= Do this =
Copy every line of the data below word for word, leaving out the pictures.

Element and region listings
>> Begin
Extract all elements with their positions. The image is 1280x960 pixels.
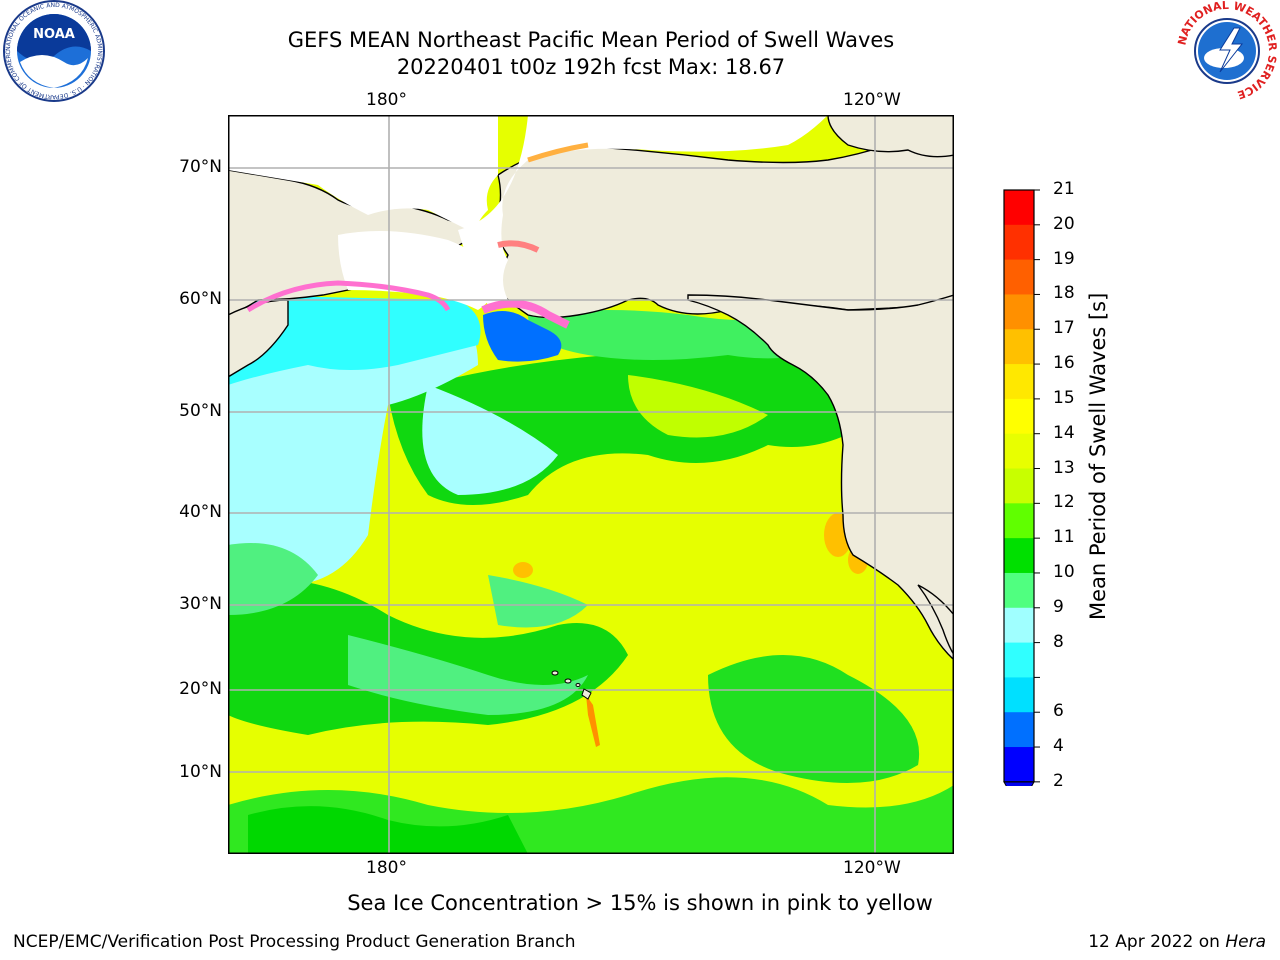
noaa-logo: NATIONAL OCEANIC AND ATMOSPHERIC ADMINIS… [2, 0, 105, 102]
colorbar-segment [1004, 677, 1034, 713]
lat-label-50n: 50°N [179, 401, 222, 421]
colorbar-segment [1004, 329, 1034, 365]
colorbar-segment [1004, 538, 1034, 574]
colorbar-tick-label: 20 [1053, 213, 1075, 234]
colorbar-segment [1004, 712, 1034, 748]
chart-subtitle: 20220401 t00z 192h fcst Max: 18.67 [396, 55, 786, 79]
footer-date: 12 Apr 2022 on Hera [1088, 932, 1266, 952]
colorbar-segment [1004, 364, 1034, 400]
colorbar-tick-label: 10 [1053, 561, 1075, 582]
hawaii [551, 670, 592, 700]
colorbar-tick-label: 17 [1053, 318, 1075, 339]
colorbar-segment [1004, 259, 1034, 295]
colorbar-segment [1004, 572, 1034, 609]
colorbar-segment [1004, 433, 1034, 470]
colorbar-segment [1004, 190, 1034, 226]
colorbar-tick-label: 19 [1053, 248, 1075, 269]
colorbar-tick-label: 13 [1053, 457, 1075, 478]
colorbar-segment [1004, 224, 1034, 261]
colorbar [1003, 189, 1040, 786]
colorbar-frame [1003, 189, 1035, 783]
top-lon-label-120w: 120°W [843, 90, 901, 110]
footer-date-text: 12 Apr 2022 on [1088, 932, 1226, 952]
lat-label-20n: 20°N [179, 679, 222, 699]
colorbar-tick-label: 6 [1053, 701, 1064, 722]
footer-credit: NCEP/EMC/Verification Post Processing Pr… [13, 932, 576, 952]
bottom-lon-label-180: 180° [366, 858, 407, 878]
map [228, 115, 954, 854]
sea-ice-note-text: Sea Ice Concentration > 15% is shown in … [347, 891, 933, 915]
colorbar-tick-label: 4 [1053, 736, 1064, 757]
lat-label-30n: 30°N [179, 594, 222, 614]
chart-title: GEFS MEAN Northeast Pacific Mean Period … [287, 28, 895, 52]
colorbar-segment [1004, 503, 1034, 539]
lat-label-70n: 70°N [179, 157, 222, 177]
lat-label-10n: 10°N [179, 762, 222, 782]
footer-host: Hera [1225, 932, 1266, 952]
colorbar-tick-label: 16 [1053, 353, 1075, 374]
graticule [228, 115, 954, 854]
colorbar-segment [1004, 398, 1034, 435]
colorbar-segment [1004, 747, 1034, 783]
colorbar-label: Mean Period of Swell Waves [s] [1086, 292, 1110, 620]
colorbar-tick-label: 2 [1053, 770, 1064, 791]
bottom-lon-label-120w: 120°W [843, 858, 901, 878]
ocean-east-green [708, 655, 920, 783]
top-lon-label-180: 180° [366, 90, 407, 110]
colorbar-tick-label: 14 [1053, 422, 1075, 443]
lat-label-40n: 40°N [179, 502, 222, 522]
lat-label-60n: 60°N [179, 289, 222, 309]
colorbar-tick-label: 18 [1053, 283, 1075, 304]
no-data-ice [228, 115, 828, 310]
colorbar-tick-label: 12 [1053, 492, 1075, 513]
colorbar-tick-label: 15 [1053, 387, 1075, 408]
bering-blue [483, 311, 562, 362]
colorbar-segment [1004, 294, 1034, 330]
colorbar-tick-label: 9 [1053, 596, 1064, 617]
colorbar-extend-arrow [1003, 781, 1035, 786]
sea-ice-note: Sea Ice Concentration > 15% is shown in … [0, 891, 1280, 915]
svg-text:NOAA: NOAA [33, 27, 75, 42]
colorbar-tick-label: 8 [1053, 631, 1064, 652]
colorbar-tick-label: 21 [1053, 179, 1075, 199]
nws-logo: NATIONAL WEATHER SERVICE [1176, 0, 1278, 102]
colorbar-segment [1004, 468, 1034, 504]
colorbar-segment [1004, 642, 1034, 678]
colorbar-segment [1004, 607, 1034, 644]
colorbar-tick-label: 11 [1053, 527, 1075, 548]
>> End
= Output =
Extract all elements with their positions. The image is 1280x960 pixels.
noaa-logo: NATIONAL OCEANIC AND ATMOSPHERIC ADMINIS… [2, 0, 105, 102]
colorbar-segment [1004, 677, 1034, 713]
lat-label-50n: 50°N [179, 401, 222, 421]
colorbar-segment [1004, 329, 1034, 365]
colorbar-segment [1004, 538, 1034, 574]
colorbar-tick-label: 20 [1053, 213, 1075, 234]
colorbar-segment [1004, 712, 1034, 748]
chart-subtitle: 20220401 t00z 192h fcst Max: 18.67 [396, 55, 786, 79]
footer-date: 12 Apr 2022 on Hera [1088, 932, 1266, 952]
colorbar-segment [1004, 364, 1034, 400]
colorbar-tick-label: 10 [1053, 561, 1075, 582]
hawaii [551, 670, 592, 700]
colorbar-tick-label: 17 [1053, 318, 1075, 339]
colorbar-segment [1004, 259, 1034, 295]
colorbar-segment [1004, 572, 1034, 609]
colorbar-segment [1004, 433, 1034, 470]
colorbar-segment [1004, 190, 1034, 226]
colorbar-tick-label: 19 [1053, 248, 1075, 269]
colorbar-tick-label: 13 [1053, 457, 1075, 478]
colorbar-segment [1004, 224, 1034, 261]
colorbar [1003, 189, 1040, 786]
colorbar-frame [1003, 189, 1035, 783]
top-lon-label-120w: 120°W [843, 90, 901, 110]
footer-date-text: 12 Apr 2022 on [1088, 932, 1226, 952]
lat-label-20n: 20°N [179, 679, 222, 699]
colorbar-tick-label: 6 [1053, 701, 1064, 722]
footer-credit: NCEP/EMC/Verification Post Processing Pr… [13, 932, 576, 952]
bottom-lon-label-180: 180° [366, 858, 407, 878]
map [228, 115, 954, 854]
sea-ice-note-text: Sea Ice Concentration > 15% is shown in … [347, 891, 933, 915]
colorbar-tick-label: 4 [1053, 736, 1064, 757]
lat-label-30n: 30°N [179, 594, 222, 614]
chart-title: GEFS MEAN Northeast Pacific Mean Period … [287, 28, 895, 52]
colorbar-segment [1004, 503, 1034, 539]
lat-label-70n: 70°N [179, 157, 222, 177]
lat-label-10n: 10°N [179, 762, 222, 782]
footer-host: Hera [1225, 932, 1266, 952]
colorbar-tick-label: 16 [1053, 353, 1075, 374]
graticule [228, 115, 954, 854]
colorbar-segment [1004, 398, 1034, 435]
colorbar-segment [1004, 747, 1034, 783]
colorbar-label: Mean Period of Swell Waves [s] [1086, 292, 1110, 620]
colorbar-tick-label: 2 [1053, 770, 1064, 791]
bottom-lon-label-120w: 120°W [843, 858, 901, 878]
ocean-east-green [708, 655, 920, 783]
top-lon-label-180: 180° [366, 90, 407, 110]
colorbar-tick-label: 14 [1053, 422, 1075, 443]
lat-label-40n: 40°N [179, 502, 222, 522]
lat-label-60n: 60°N [179, 289, 222, 309]
colorbar-tick-label: 18 [1053, 283, 1075, 304]
no-data-ice [228, 115, 828, 310]
colorbar-tick-label: 12 [1053, 492, 1075, 513]
colorbar-tick-label: 15 [1053, 387, 1075, 408]
bering-blue [483, 311, 562, 362]
colorbar-segment [1004, 294, 1034, 330]
colorbar-tick-label: 9 [1053, 596, 1064, 617]
colorbar-extend-arrow [1003, 781, 1035, 786]
sea-ice-note: Sea Ice Concentration > 15% is shown in … [0, 891, 1280, 915]
svg-text:NOAA: NOAA [33, 27, 75, 42]
colorbar-tick-label: 8 [1053, 631, 1064, 652]
colorbar-tick-label: 21 [1053, 179, 1075, 199]
nws-logo: NATIONAL WEATHER SERVICE [1176, 0, 1278, 102]
colorbar-segment [1004, 468, 1034, 504]
colorbar-segment [1004, 642, 1034, 678]
colorbar-segment [1004, 607, 1034, 644]
colorbar-tick-label: 11 [1053, 527, 1075, 548]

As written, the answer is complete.